Short task: Reproduce every entry below precisely. Pictures are excluded from the copy.
☆ ☆ ☆ ☆
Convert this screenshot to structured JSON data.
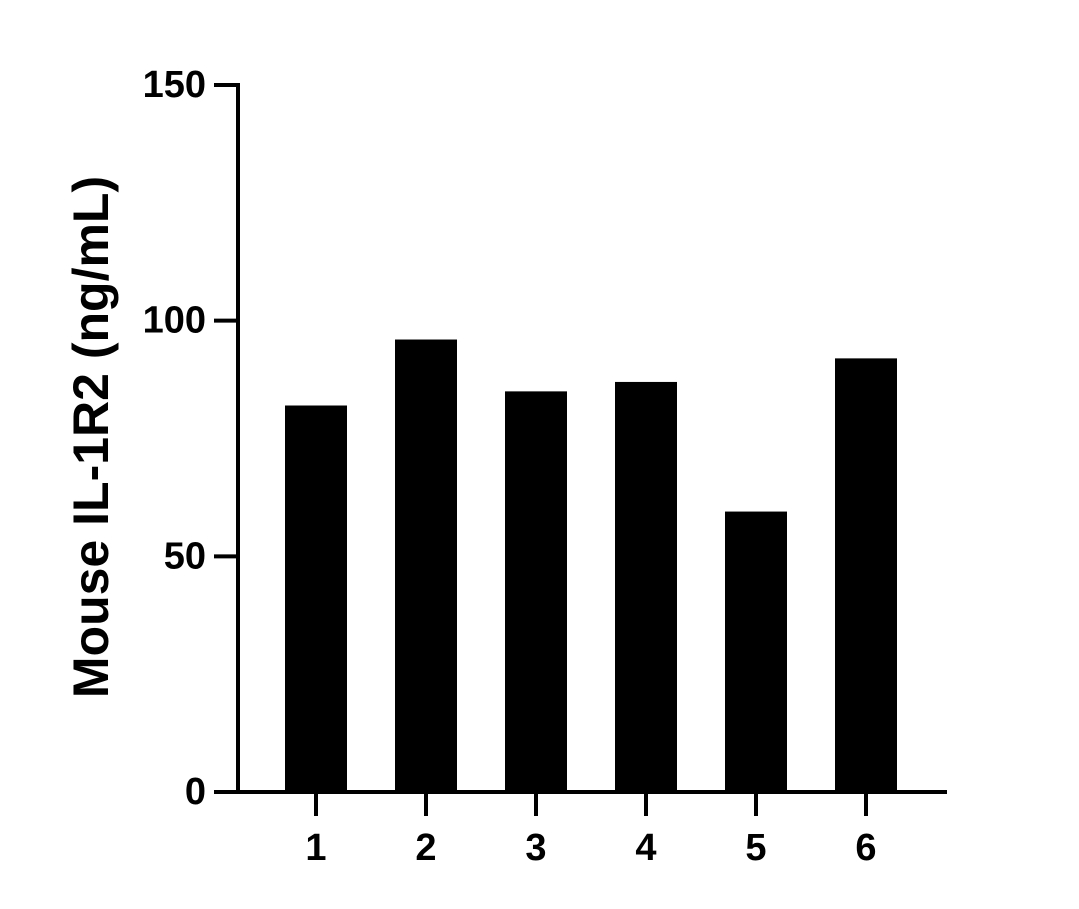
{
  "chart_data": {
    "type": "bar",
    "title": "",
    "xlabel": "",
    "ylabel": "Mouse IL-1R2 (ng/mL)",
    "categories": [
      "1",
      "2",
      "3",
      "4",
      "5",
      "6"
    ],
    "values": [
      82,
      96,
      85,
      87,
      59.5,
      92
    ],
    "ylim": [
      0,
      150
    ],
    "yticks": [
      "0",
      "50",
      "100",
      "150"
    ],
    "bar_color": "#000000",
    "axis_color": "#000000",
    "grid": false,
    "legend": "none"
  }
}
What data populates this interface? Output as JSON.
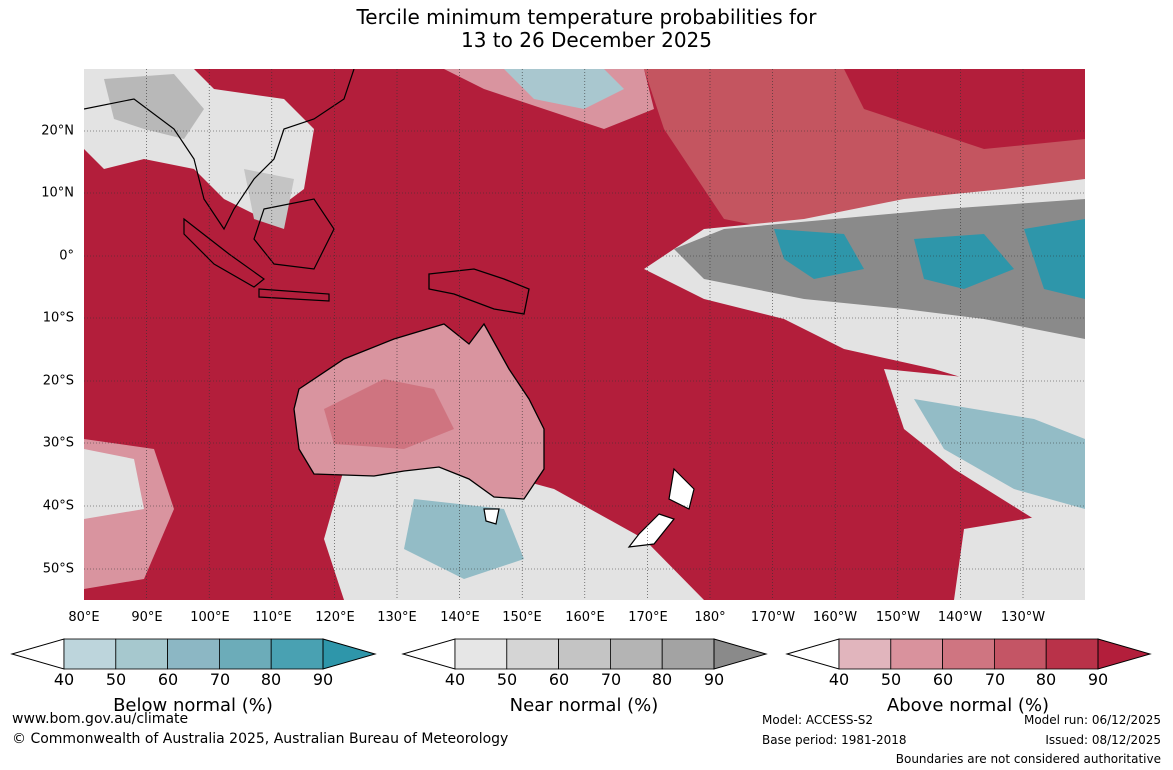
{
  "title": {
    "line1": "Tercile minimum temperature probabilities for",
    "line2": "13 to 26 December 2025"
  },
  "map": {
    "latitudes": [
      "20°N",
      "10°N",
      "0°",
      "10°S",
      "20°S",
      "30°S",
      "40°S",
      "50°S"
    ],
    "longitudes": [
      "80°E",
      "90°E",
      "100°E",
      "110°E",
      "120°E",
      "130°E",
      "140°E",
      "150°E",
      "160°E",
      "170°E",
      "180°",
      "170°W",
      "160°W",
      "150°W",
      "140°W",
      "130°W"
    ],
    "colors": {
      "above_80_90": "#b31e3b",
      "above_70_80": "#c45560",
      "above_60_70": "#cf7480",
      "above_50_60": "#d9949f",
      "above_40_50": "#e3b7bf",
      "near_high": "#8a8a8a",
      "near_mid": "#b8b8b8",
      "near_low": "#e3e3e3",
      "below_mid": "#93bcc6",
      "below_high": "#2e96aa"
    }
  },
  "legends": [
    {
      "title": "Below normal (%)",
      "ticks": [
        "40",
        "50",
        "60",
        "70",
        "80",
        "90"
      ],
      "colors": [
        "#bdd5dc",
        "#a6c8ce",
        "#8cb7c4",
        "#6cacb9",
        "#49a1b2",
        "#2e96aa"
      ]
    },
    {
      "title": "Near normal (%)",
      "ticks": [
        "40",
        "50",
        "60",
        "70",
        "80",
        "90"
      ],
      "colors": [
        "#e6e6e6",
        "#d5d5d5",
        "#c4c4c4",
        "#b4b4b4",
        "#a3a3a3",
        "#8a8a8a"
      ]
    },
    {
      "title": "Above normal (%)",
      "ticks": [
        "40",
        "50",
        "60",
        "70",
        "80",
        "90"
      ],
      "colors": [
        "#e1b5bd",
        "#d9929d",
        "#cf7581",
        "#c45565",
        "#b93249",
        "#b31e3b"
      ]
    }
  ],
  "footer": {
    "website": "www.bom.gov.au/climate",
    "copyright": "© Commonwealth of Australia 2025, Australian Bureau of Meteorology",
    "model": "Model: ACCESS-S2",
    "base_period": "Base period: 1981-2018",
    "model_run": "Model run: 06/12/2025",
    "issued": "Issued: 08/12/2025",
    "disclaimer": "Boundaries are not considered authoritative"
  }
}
☆ ☆ ☆ ☆
Answer in full:
Convert this screenshot to structured JSON data.
{
  "chart_data": {
    "type": "bar",
    "title": "",
    "xlabel": "",
    "ylabel": "Mouse IL-1R2 (ng/mL)",
    "categories": [
      "1",
      "2",
      "3",
      "4",
      "5",
      "6"
    ],
    "values": [
      82,
      96,
      85,
      87,
      59.5,
      92
    ],
    "ylim": [
      0,
      150
    ],
    "yticks": [
      "0",
      "50",
      "100",
      "150"
    ],
    "bar_color": "#000000",
    "axis_color": "#000000",
    "grid": false,
    "legend": "none"
  }
}
What data populates this interface? Output as JSON.
{
  "title": {
    "line1": "Tercile minimum temperature probabilities for",
    "line2": "13 to 26 December 2025"
  },
  "map": {
    "latitudes": [
      "20°N",
      "10°N",
      "0°",
      "10°S",
      "20°S",
      "30°S",
      "40°S",
      "50°S"
    ],
    "longitudes": [
      "80°E",
      "90°E",
      "100°E",
      "110°E",
      "120°E",
      "130°E",
      "140°E",
      "150°E",
      "160°E",
      "170°E",
      "180°",
      "170°W",
      "160°W",
      "150°W",
      "140°W",
      "130°W"
    ],
    "colors": {
      "above_80_90": "#b31e3b",
      "above_70_80": "#c45560",
      "above_60_70": "#cf7480",
      "above_50_60": "#d9949f",
      "above_40_50": "#e3b7bf",
      "near_high": "#8a8a8a",
      "near_mid": "#b8b8b8",
      "near_low": "#e3e3e3",
      "below_mid": "#93bcc6",
      "below_high": "#2e96aa"
    }
  },
  "legends": [
    {
      "title": "Below normal (%)",
      "ticks": [
        "40",
        "50",
        "60",
        "70",
        "80",
        "90"
      ],
      "colors": [
        "#bdd5dc",
        "#a6c8ce",
        "#8cb7c4",
        "#6cacb9",
        "#49a1b2",
        "#2e96aa"
      ]
    },
    {
      "title": "Near normal (%)",
      "ticks": [
        "40",
        "50",
        "60",
        "70",
        "80",
        "90"
      ],
      "colors": [
        "#e6e6e6",
        "#d5d5d5",
        "#c4c4c4",
        "#b4b4b4",
        "#a3a3a3",
        "#8a8a8a"
      ]
    },
    {
      "title": "Above normal (%)",
      "ticks": [
        "40",
        "50",
        "60",
        "70",
        "80",
        "90"
      ],
      "colors": [
        "#e1b5bd",
        "#d9929d",
        "#cf7581",
        "#c45565",
        "#b93249",
        "#b31e3b"
      ]
    }
  ],
  "footer": {
    "website": "www.bom.gov.au/climate",
    "copyright": "© Commonwealth of Australia 2025, Australian Bureau of Meteorology",
    "model": "Model: ACCESS-S2",
    "base_period": "Base period: 1981-2018",
    "model_run": "Model run: 06/12/2025",
    "issued": "Issued: 08/12/2025",
    "disclaimer": "Boundaries are not considered authoritative"
  }
}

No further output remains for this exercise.